— 抜粋した文章 —
兆しに立つ

クロヌマ タカトシ

共鳴

2020.08.13

白南風が梅雨の重たい雲を吹き飛ばして、突然に夏がやってきた。
はち切れそうな光を全身で受け止めている朝の窓を開けてやると
今度は生命の雄叫びのような蝉の声がどっと部屋になだれ込む。

ミンミンミン、カナカナカナ、ツクツクホシ、ジリジリジリ。
ミンミンミン、カナカナカナ、ツクツクホシ、ジリジリジリ。

あの小さな身体でよくこんなに大きな音を奏でられるものだ。
ぶるっぶるに振動しているお腹を想像して何だか僕のお腹もしびれてくる。
今日はラジオをつけずにしばらく彼らの音楽に耳を傾けよう。
椅子に座って窓の外を見ながら歯を磨く。

— データ部分 —
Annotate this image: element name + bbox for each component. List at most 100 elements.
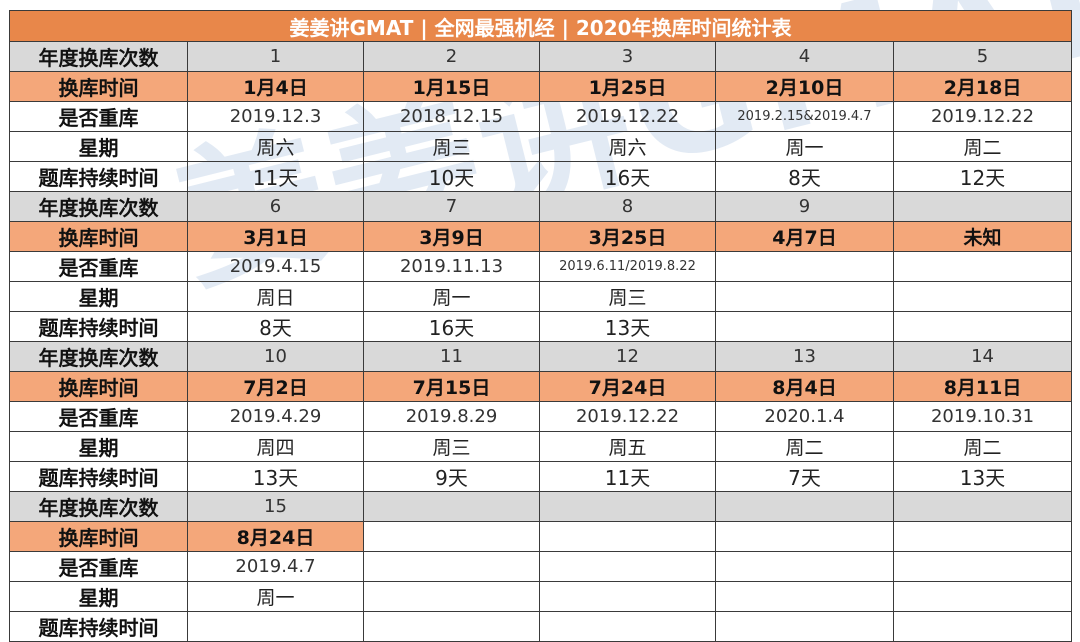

— 練習問題 1 —
夏の朝の文章で「あの小さな身体で」から始まる段落を、大事なことを残して短い箇条書きにしてください。
— 練習問題 2 —
夏の朝の文章では、梅雨の重たい雲を吹き飛ばしたのは何ですか。
— 練習問題 3 —
夏の朝の文章を、最後の文のあとから書き続けてください。
一覧はこの作業とは関係ありません。

— 解答例 1 —
- 小さな身体で大きな音を出す蝉に感心している
- 震えるお腹を想像すると、自分のお腹までしびれてくる
- 今日はラジオをつけず、しばらく蝉の音楽を聞くことにする
- 椅子に座り、窓の外を見ながら歯を磨く

— 解答例 2 —
白南風です。

— 解答例 3 —
遠くで真っ白な雲がゆっくりと流れている。
足元の睡蓮鉢でメダカが悠々と泳いでいる。
駅に止まっていた小田急線が新宿に向かって動き出す。
庭の丸まったダンゴムシが起き上がって歩き出す。

ミンミンミン、カナカナカナ、ツクツクホシ、ジリジリジリ。
ミンミンミン、カナカナカナ、ツクツクホシ、ジリジリジリ。

盛夏の祝い唄は鳴り止まない。

僕の住む家から車で一時間ほど走ると西丹沢への登山口がある。
この日は平日で人気も少なく、よく晴れていた。
春からの自粛生活で家とアトリエを往復する日々が続いていて
何か外から偶発的にやってくるものが足りていないと感じていた。
常時であればそれは美術館に行ったり、見知らぬ土地を旅したりして
自然と栄養補給が出来ていたのだけれど、今は思い切ってそれができない。
遠くにある大きな憧れよりも足元の小さな輝きに目を向ける時なのかもしれない。
そう思って古くから身近に在って今まで軽視していたものを探した。
地元の山、丹沢山塊を登ってみることにした。

丹沢にはその名前の通り、多くの川と谷がある。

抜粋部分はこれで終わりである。